* **TASK TO COMPLETE**
Copy the data below exactly.

* **RECORD EXCERPTS**
— Begin —

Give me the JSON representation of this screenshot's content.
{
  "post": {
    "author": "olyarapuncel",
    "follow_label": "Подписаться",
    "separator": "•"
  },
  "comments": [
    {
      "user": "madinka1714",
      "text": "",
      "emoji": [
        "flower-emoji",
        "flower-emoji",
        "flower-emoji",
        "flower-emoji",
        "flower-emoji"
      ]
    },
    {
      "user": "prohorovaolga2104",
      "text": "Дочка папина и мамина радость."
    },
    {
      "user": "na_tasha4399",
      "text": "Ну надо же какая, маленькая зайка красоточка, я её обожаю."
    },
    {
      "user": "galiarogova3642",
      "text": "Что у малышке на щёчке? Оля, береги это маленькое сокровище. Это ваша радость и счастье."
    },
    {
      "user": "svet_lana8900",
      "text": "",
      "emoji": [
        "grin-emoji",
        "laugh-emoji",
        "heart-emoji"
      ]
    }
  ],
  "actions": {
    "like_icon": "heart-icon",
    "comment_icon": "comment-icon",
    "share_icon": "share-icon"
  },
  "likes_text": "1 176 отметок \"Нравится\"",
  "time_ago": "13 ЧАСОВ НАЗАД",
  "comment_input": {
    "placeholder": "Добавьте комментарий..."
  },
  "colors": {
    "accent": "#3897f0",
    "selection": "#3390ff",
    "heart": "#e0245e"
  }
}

— End —

* **SOLUTION TO THE EXERCISE**
Give me the JSON representation of this screenshot's content.
{
  "post": {
    "author": "olyarapuncel",
    "follow_label": "Подписаться",
    "separator": "•"
  },
  "comments": [
    {
      "user": "madinka1714",
      "text": "",
      "emoji": [
        "flower-emoji",
        "flower-emoji",
        "flower-emoji",
        "flower-emoji",
        "flower-emoji"
      ]
    },
    {
      "user": "prohorovaolga2104",
      "text": "Дочка папина и мамина радость."
    },
    {
      "user": "na_tasha4399",
      "text": "Ну надо же какая, маленькая зайка красоточка, я её обожаю."
    },
    {
      "user": "galiarogova3642",
      "text": "Что у малышке на щёчке? Оля, береги это маленькое сокровище. Это ваша радость и счастье."
    },
    {
      "user": "svet_lana8900",
      "text": "",
      "emoji": [
        "grin-emoji",
        "laugh-emoji",
        "heart-emoji"
      ]
    }
  ],
  "actions": {
    "like_icon": "heart-icon",
    "comment_icon": "comment-icon",
    "share_icon": "share-icon"
  },
  "likes_text": "1 176 отметок \"Нравится\"",
  "time_ago": "13 ЧАСОВ НАЗАД",
  "comment_input": {
    "placeholder": "Добавьте комментарий..."
  },
  "colors": {
    "accent": "#3897f0",
    "selection": "#3390ff",
    "heart": "#e0245e"
  }
}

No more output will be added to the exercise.